(Records that describe figures)
..........

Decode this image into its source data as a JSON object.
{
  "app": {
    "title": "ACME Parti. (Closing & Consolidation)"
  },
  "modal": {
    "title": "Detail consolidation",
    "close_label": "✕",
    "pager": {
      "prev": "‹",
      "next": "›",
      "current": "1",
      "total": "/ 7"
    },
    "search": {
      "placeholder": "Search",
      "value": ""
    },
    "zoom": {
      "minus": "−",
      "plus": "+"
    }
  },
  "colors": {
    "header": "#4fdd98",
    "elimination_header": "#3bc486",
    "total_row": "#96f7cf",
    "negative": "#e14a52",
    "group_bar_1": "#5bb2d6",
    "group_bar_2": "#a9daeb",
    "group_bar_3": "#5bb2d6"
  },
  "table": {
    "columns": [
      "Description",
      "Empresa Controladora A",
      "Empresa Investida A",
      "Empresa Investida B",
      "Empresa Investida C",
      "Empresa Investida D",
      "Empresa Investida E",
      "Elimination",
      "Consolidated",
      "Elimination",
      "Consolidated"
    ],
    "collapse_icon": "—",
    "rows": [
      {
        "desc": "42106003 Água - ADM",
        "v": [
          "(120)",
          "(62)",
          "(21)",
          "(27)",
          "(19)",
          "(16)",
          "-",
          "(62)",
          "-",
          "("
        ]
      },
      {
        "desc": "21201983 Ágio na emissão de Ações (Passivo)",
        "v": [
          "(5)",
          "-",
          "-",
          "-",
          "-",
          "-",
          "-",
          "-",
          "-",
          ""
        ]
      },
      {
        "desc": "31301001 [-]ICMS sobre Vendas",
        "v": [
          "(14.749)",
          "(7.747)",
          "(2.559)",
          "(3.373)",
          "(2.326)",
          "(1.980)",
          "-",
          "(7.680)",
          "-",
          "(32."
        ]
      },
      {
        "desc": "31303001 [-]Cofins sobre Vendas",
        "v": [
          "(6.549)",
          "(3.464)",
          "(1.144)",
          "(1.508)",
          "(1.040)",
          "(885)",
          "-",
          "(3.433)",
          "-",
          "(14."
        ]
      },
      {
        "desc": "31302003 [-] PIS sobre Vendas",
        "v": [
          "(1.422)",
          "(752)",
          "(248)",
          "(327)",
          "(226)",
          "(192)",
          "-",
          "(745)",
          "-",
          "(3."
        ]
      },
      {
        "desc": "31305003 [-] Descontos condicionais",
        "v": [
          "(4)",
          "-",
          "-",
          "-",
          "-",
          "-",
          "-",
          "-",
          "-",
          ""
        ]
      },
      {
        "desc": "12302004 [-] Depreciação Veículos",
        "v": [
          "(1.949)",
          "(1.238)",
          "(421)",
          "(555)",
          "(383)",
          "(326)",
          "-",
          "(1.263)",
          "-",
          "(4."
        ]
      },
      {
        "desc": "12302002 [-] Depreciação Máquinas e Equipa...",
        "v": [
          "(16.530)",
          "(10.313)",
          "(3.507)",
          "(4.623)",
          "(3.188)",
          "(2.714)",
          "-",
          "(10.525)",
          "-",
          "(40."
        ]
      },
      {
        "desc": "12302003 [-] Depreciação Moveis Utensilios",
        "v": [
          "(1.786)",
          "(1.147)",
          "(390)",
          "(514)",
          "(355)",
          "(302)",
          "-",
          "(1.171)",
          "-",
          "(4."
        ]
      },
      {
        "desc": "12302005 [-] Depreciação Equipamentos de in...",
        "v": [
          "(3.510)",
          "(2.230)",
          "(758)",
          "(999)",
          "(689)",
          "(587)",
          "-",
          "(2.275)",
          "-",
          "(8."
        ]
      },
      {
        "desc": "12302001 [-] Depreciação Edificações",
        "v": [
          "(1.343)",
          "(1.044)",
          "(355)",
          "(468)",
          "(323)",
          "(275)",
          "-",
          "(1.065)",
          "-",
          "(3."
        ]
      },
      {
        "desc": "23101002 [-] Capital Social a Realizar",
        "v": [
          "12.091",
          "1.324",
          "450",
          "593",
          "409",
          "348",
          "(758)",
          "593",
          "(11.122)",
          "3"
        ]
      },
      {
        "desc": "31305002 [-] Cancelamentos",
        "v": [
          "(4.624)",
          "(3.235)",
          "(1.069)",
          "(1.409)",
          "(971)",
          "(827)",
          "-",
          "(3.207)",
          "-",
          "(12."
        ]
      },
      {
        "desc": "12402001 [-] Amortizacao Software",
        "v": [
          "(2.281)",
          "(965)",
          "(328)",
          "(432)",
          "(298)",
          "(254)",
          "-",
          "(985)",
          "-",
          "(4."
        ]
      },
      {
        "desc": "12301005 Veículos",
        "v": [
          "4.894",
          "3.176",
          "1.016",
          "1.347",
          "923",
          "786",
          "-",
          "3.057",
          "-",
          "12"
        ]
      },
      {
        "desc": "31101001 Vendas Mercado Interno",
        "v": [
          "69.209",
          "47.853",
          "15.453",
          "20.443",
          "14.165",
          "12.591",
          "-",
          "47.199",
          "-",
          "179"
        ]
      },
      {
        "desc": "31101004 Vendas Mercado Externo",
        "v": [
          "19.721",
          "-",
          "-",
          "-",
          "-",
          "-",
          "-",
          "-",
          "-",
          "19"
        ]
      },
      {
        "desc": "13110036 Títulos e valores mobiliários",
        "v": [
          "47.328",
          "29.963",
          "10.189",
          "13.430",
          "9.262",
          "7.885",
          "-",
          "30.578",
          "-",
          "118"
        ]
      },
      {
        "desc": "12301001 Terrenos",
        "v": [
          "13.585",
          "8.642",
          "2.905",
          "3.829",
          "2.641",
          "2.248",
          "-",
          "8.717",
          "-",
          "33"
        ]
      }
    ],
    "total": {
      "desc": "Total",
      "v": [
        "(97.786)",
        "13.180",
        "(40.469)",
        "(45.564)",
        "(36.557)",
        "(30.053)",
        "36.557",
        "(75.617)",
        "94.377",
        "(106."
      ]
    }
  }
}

..........

## SET PROBLEM
Find the word "sobre" in the data and copy out each line where it turns up.

## OUTPUT
        "desc": "31301001 [-]ICMS sobre Vendas",
        "desc": "31303001 [-]Cofins sobre Vendas",
        "desc": "31302003 [-] PIS sobre Vendas",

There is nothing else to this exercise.